● **Goal of the exercise**
Below are some records; return each one exactly.
____
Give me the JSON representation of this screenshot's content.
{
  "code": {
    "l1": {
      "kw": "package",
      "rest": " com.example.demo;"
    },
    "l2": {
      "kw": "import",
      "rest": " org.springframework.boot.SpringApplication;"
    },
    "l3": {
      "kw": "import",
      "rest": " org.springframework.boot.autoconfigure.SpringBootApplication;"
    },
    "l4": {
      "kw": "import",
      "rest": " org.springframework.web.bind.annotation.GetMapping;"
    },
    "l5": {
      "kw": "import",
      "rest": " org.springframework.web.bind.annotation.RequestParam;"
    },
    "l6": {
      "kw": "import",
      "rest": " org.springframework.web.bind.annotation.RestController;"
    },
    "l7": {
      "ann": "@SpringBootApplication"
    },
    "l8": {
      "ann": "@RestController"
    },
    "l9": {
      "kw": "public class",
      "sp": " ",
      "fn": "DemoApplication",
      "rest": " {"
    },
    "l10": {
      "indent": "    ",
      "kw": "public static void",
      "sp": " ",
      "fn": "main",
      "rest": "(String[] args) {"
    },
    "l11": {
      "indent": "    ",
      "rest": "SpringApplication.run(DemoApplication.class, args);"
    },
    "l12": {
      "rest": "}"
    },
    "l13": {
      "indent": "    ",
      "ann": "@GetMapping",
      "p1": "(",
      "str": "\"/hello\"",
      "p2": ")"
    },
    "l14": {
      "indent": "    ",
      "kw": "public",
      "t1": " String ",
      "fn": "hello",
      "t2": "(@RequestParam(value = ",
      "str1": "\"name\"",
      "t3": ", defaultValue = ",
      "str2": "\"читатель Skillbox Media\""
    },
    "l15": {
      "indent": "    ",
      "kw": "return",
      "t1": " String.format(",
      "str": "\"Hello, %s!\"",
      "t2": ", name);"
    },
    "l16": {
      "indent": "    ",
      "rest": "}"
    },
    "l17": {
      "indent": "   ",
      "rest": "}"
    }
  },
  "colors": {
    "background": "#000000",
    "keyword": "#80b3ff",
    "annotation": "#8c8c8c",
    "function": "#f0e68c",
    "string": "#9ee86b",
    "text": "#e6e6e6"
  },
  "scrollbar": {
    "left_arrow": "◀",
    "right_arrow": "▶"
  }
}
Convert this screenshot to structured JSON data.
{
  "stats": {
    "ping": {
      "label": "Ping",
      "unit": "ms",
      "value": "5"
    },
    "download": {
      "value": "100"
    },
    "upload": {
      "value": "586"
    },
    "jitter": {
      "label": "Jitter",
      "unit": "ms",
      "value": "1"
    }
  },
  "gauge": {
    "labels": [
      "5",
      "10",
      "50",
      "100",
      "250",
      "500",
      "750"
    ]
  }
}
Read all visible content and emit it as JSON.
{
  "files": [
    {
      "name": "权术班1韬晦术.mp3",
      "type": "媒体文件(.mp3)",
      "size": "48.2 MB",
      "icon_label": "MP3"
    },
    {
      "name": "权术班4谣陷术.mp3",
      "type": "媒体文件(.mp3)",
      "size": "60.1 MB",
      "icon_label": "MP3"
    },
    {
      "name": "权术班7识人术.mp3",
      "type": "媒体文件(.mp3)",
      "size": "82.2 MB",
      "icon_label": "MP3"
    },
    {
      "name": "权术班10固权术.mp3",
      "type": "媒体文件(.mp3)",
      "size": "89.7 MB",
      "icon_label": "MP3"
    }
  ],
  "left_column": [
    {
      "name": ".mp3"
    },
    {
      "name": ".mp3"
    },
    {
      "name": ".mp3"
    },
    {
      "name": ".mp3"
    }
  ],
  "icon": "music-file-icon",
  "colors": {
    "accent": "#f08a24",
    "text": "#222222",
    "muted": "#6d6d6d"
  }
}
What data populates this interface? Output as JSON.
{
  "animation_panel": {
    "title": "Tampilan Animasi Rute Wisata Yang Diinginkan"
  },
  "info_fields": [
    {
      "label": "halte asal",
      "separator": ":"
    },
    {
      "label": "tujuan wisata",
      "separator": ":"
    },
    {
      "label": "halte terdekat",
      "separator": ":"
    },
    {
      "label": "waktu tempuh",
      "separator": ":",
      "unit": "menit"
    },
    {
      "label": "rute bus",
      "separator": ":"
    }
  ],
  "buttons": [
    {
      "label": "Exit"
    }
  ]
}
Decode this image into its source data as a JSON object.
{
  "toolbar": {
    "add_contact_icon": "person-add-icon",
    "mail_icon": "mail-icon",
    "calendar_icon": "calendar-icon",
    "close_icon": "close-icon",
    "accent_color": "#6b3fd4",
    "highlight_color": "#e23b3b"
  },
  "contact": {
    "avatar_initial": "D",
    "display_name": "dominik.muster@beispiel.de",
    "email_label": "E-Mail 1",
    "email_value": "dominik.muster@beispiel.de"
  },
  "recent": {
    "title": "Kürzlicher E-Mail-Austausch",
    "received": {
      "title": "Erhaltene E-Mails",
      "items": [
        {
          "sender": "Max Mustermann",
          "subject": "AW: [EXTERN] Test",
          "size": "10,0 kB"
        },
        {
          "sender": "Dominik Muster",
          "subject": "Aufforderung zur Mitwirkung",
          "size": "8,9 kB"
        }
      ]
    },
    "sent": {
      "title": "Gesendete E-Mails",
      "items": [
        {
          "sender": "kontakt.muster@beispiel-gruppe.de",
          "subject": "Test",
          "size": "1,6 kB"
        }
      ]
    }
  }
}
____
● **Task output**
Give me the JSON representation of this screenshot's content.
{
  "code": {
    "l1": {
      "kw": "package",
      "rest": " com.example.demo;"
    },
    "l2": {
      "kw": "import",
      "rest": " org.springframework.boot.SpringApplication;"
    },
    "l3": {
      "kw": "import",
      "rest": " org.springframework.boot.autoconfigure.SpringBootApplication;"
    },
    "l4": {
      "kw": "import",
      "rest": " org.springframework.web.bind.annotation.GetMapping;"
    },
    "l5": {
      "kw": "import",
      "rest": " org.springframework.web.bind.annotation.RequestParam;"
    },
    "l6": {
      "kw": "import",
      "rest": " org.springframework.web.bind.annotation.RestController;"
    },
    "l7": {
      "ann": "@SpringBootApplication"
    },
    "l8": {
      "ann": "@RestController"
    },
    "l9": {
      "kw": "public class",
      "sp": " ",
      "fn": "DemoApplication",
      "rest": " {"
    },
    "l10": {
      "indent": "    ",
      "kw": "public static void",
      "sp": " ",
      "fn": "main",
      "rest": "(String[] args) {"
    },
    "l11": {
      "indent": "    ",
      "rest": "SpringApplication.run(DemoApplication.class, args);"
    },
    "l12": {
      "rest": "}"
    },
    "l13": {
      "indent": "    ",
      "ann": "@GetMapping",
      "p1": "(",
      "str": "\"/hello\"",
      "p2": ")"
    },
    "l14": {
      "indent": "    ",
      "kw": "public",
      "t1": " String ",
      "fn": "hello",
      "t2": "(@RequestParam(value = ",
      "str1": "\"name\"",
      "t3": ", defaultValue = ",
      "str2": "\"читатель Skillbox Media\""
    },
    "l15": {
      "indent": "    ",
      "kw": "return",
      "t1": " String.format(",
      "str": "\"Hello, %s!\"",
      "t2": ", name);"
    },
    "l16": {
      "indent": "    ",
      "rest": "}"
    },
    "l17": {
      "indent": "   ",
      "rest": "}"
    }
  },
  "colors": {
    "background": "#000000",
    "keyword": "#80b3ff",
    "annotation": "#8c8c8c",
    "function": "#f0e68c",
    "string": "#9ee86b",
    "text": "#e6e6e6"
  },
  "scrollbar": {
    "left_arrow": "◀",
    "right_arrow": "▶"
  }
}
Convert this screenshot to structured JSON data.
{
  "stats": {
    "ping": {
      "label": "Ping",
      "unit": "ms",
      "value": "5"
    },
    "download": {
      "value": "100"
    },
    "upload": {
      "value": "586"
    },
    "jitter": {
      "label": "Jitter",
      "unit": "ms",
      "value": "1"
    }
  },
  "gauge": {
    "labels": [
      "5",
      "10",
      "50",
      "100",
      "250",
      "500",
      "750"
    ]
  }
}
Read all visible content and emit it as JSON.
{
  "files": [
    {
      "name": "权术班1韬晦术.mp3",
      "type": "媒体文件(.mp3)",
      "size": "48.2 MB",
      "icon_label": "MP3"
    },
    {
      "name": "权术班4谣陷术.mp3",
      "type": "媒体文件(.mp3)",
      "size": "60.1 MB",
      "icon_label": "MP3"
    },
    {
      "name": "权术班7识人术.mp3",
      "type": "媒体文件(.mp3)",
      "size": "82.2 MB",
      "icon_label": "MP3"
    },
    {
      "name": "权术班10固权术.mp3",
      "type": "媒体文件(.mp3)",
      "size": "89.7 MB",
      "icon_label": "MP3"
    }
  ],
  "left_column": [
    {
      "name": ".mp3"
    },
    {
      "name": ".mp3"
    },
    {
      "name": ".mp3"
    },
    {
      "name": ".mp3"
    }
  ],
  "icon": "music-file-icon",
  "colors": {
    "accent": "#f08a24",
    "text": "#222222",
    "muted": "#6d6d6d"
  }
}
What data populates this interface? Output as JSON.
{
  "animation_panel": {
    "title": "Tampilan Animasi Rute Wisata Yang Diinginkan"
  },
  "info_fields": [
    {
      "label": "halte asal",
      "separator": ":"
    },
    {
      "label": "tujuan wisata",
      "separator": ":"
    },
    {
      "label": "halte terdekat",
      "separator": ":"
    },
    {
      "label": "waktu tempuh",
      "separator": ":",
      "unit": "menit"
    },
    {
      "label": "rute bus",
      "separator": ":"
    }
  ],
  "buttons": [
    {
      "label": "Exit"
    }
  ]
}
Decode this image into its source data as a JSON object.
{
  "toolbar": {
    "add_contact_icon": "person-add-icon",
    "mail_icon": "mail-icon",
    "calendar_icon": "calendar-icon",
    "close_icon": "close-icon",
    "accent_color": "#6b3fd4",
    "highlight_color": "#e23b3b"
  },
  "contact": {
    "avatar_initial": "D",
    "display_name": "dominik.muster@beispiel.de",
    "email_label": "E-Mail 1",
    "email_value": "dominik.muster@beispiel.de"
  },
  "recent": {
    "title": "Kürzlicher E-Mail-Austausch",
    "received": {
      "title": "Erhaltene E-Mails",
      "items": [
        {
          "sender": "Max Mustermann",
          "subject": "AW: [EXTERN] Test",
          "size": "10,0 kB"
        },
        {
          "sender": "Dominik Muster",
          "subject": "Aufforderung zur Mitwirkung",
          "size": "8,9 kB"
        }
      ]
    },
    "sent": {
      "title": "Gesendete E-Mails",
      "items": [
        {
          "sender": "kontakt.muster@beispiel-gruppe.de",
          "subject": "Test",
          "size": "1,6 kB"
        }
      ]
    }
  }
}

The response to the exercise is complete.